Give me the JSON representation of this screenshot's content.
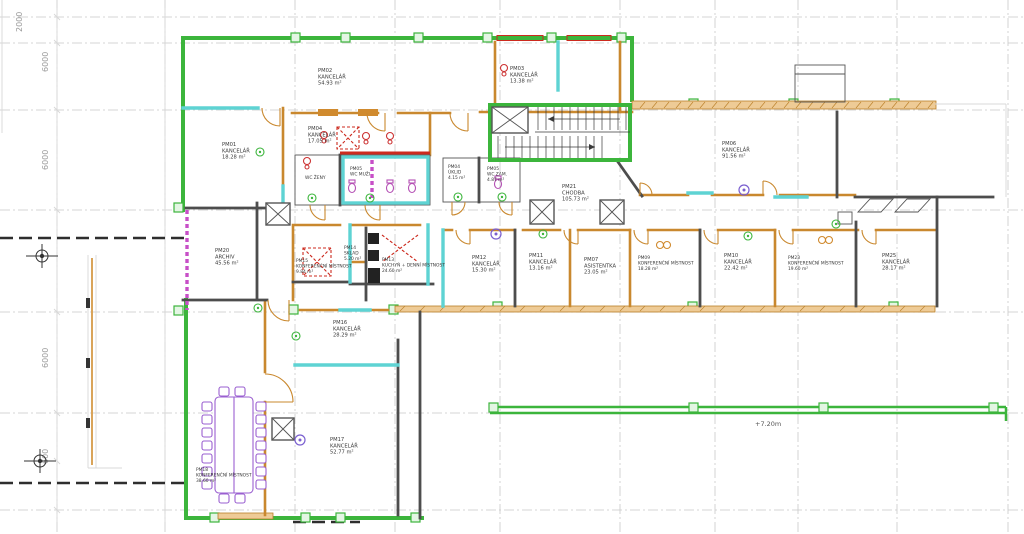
{
  "drawing": {
    "type": "architectural floor plan",
    "elevation_label": "+7.20m",
    "dimension_labels": [
      "2000",
      "6000",
      "6000",
      "6000",
      "600"
    ]
  },
  "colors": {
    "exterior_wall_green": "#3cb53c",
    "partition_wall_orange": "#c9882e",
    "structural_wall_gray": "#4d4d4d",
    "accent_cyan": "#5ed3d3",
    "window_red": "#cc2a1e",
    "highlight_magenta": "#c74fc7",
    "furniture_purple": "#9a5fd0",
    "grid_gray": "#c9c9c9"
  },
  "rooms": [
    {
      "id": "PM01",
      "name": "KANCELÁŘ",
      "area": "18.28 m²"
    },
    {
      "id": "PM02",
      "name": "KANCELÁŘ",
      "area": "54.93 m²"
    },
    {
      "id": "PM03",
      "name": "KANCELÁŘ",
      "area": "13.38 m²"
    },
    {
      "id": "PM04",
      "name": "KANCELÁŘ",
      "area": "17.05 m²"
    },
    {
      "id": "",
      "name": "WC ŽENY",
      "area": ""
    },
    {
      "id": "PM05",
      "name": "WC MUŽI",
      "area": ""
    },
    {
      "id": "PM04",
      "name": "ÚKLID",
      "area": "4.15 m²"
    },
    {
      "id": "PM05",
      "name": "WC ZAM.",
      "area": "4.87 m²"
    },
    {
      "id": "PM21",
      "name": "CHODBA",
      "area": "105.73 m²"
    },
    {
      "id": "PM06",
      "name": "KANCELÁŘ",
      "area": "91.56 m²"
    },
    {
      "id": "PM20",
      "name": "ARCHIV",
      "area": "45.56 m²"
    },
    {
      "id": "PM15",
      "name": "KONFERENČNÍ MÍSTNOST",
      "area": "9.84 m²"
    },
    {
      "id": "PM14",
      "name": "SKLAD",
      "area": "5.20 m²"
    },
    {
      "id": "PM13",
      "name": "KUCHYŇ + DENNÍ MÍSTNOST",
      "area": "24.60 m²"
    },
    {
      "id": "PM12",
      "name": "KANCELÁŘ",
      "area": "15.30 m²"
    },
    {
      "id": "PM11",
      "name": "KANCELÁŘ",
      "area": "13.16 m²"
    },
    {
      "id": "PM07",
      "name": "ASISTENTKA",
      "area": "23.05 m²"
    },
    {
      "id": "PM09",
      "name": "KONFERENČNÍ MÍSTNOST",
      "area": "18.28 m²"
    },
    {
      "id": "PM10",
      "name": "KANCELÁŘ",
      "area": "22.42 m²"
    },
    {
      "id": "PM23",
      "name": "KONFERENČNÍ MÍSTNOST",
      "area": "19.60 m²"
    },
    {
      "id": "PM25",
      "name": "KANCELÁŘ",
      "area": "28.17 m²"
    },
    {
      "id": "PM16",
      "name": "KANCELÁŘ",
      "area": "28.29 m²"
    },
    {
      "id": "PM17",
      "name": "KANCELÁŘ",
      "area": "52.77 m²"
    },
    {
      "id": "PM18",
      "name": "KONFERENČNÍ MÍSTNOST",
      "area": "38.60 m²"
    }
  ]
}
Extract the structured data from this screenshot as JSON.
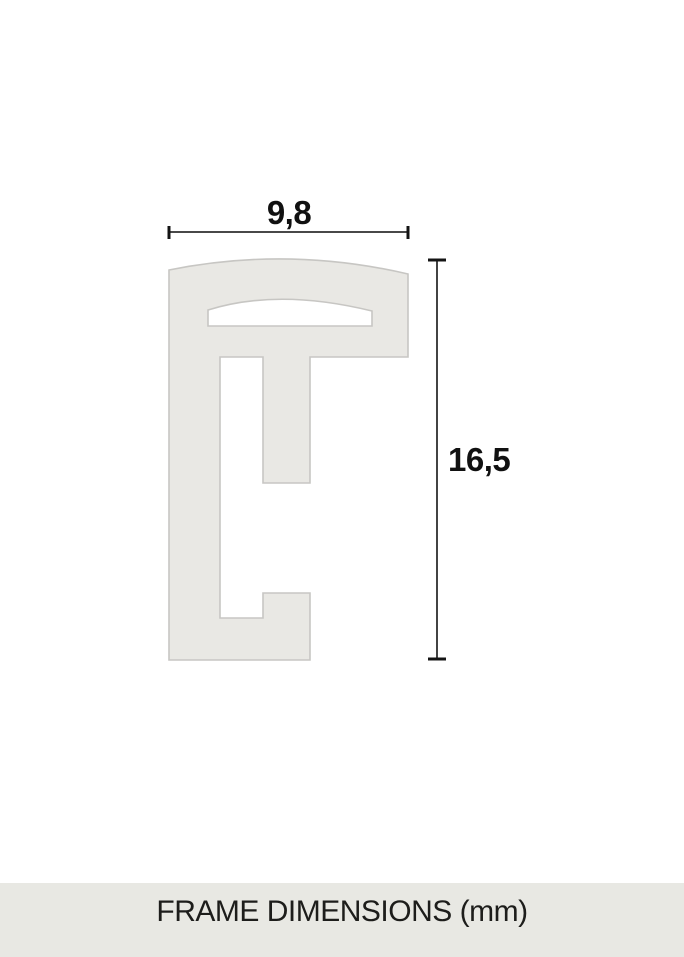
{
  "diagram": {
    "width_label": "9,8",
    "height_label": "16,5",
    "unit": "mm"
  },
  "footer": {
    "label": "FRAME DIMENSIONS (mm)"
  },
  "colors": {
    "background": "#ffffff",
    "profile_fill": "#e9e8e4",
    "profile_stroke": "#c7c6c3",
    "dimension_line": "#2e2e2e",
    "dimension_text": "#111111",
    "footer_background": "#e8e8e3",
    "footer_text": "#1d1d1b"
  }
}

— TASK TO CARRY OUT —
Output the lines above in full and exactly as given, omitting any pictures.

— TASK SOLUTION —
Give me the JSON representation of this screenshot's content.
{
  "drawing": {
    "type": "architectural floor plan",
    "elevation_label": "+7.20m",
    "dimension_labels": [
      "2000",
      "6000",
      "6000",
      "6000",
      "600"
    ]
  },
  "colors": {
    "exterior_wall_green": "#3cb53c",
    "partition_wall_orange": "#c9882e",
    "structural_wall_gray": "#4d4d4d",
    "accent_cyan": "#5ed3d3",
    "window_red": "#cc2a1e",
    "highlight_magenta": "#c74fc7",
    "furniture_purple": "#9a5fd0",
    "grid_gray": "#c9c9c9"
  },
  "rooms": [
    {
      "id": "PM01",
      "name": "KANCELÁŘ",
      "area": "18.28 m²"
    },
    {
      "id": "PM02",
      "name": "KANCELÁŘ",
      "area": "54.93 m²"
    },
    {
      "id": "PM03",
      "name": "KANCELÁŘ",
      "area": "13.38 m²"
    },
    {
      "id": "PM04",
      "name": "KANCELÁŘ",
      "area": "17.05 m²"
    },
    {
      "id": "",
      "name": "WC ŽENY",
      "area": ""
    },
    {
      "id": "PM05",
      "name": "WC MUŽI",
      "area": ""
    },
    {
      "id": "PM04",
      "name": "ÚKLID",
      "area": "4.15 m²"
    },
    {
      "id": "PM05",
      "name": "WC ZAM.",
      "area": "4.87 m²"
    },
    {
      "id": "PM21",
      "name": "CHODBA",
      "area": "105.73 m²"
    },
    {
      "id": "PM06",
      "name": "KANCELÁŘ",
      "area": "91.56 m²"
    },
    {
      "id": "PM20",
      "name": "ARCHIV",
      "area": "45.56 m²"
    },
    {
      "id": "PM15",
      "name": "KONFERENČNÍ MÍSTNOST",
      "area": "9.84 m²"
    },
    {
      "id": "PM14",
      "name": "SKLAD",
      "area": "5.20 m²"
    },
    {
      "id": "PM13",
      "name": "KUCHYŇ + DENNÍ MÍSTNOST",
      "area": "24.60 m²"
    },
    {
      "id": "PM12",
      "name": "KANCELÁŘ",
      "area": "15.30 m²"
    },
    {
      "id": "PM11",
      "name": "KANCELÁŘ",
      "area": "13.16 m²"
    },
    {
      "id": "PM07",
      "name": "ASISTENTKA",
      "area": "23.05 m²"
    },
    {
      "id": "PM09",
      "name": "KONFERENČNÍ MÍSTNOST",
      "area": "18.28 m²"
    },
    {
      "id": "PM10",
      "name": "KANCELÁŘ",
      "area": "22.42 m²"
    },
    {
      "id": "PM23",
      "name": "KONFERENČNÍ MÍSTNOST",
      "area": "19.60 m²"
    },
    {
      "id": "PM25",
      "name": "KANCELÁŘ",
      "area": "28.17 m²"
    },
    {
      "id": "PM16",
      "name": "KANCELÁŘ",
      "area": "28.29 m²"
    },
    {
      "id": "PM17",
      "name": "KANCELÁŘ",
      "area": "52.77 m²"
    },
    {
      "id": "PM18",
      "name": "KONFERENČNÍ MÍSTNOST",
      "area": "38.60 m²"
    }
  ]
}
Extract the structured data from this screenshot as JSON.
{
  "diagram": {
    "width_label": "9,8",
    "height_label": "16,5",
    "unit": "mm"
  },
  "footer": {
    "label": "FRAME DIMENSIONS (mm)"
  },
  "colors": {
    "background": "#ffffff",
    "profile_fill": "#e9e8e4",
    "profile_stroke": "#c7c6c3",
    "dimension_line": "#2e2e2e",
    "dimension_text": "#111111",
    "footer_background": "#e8e8e3",
    "footer_text": "#1d1d1b"
  }
}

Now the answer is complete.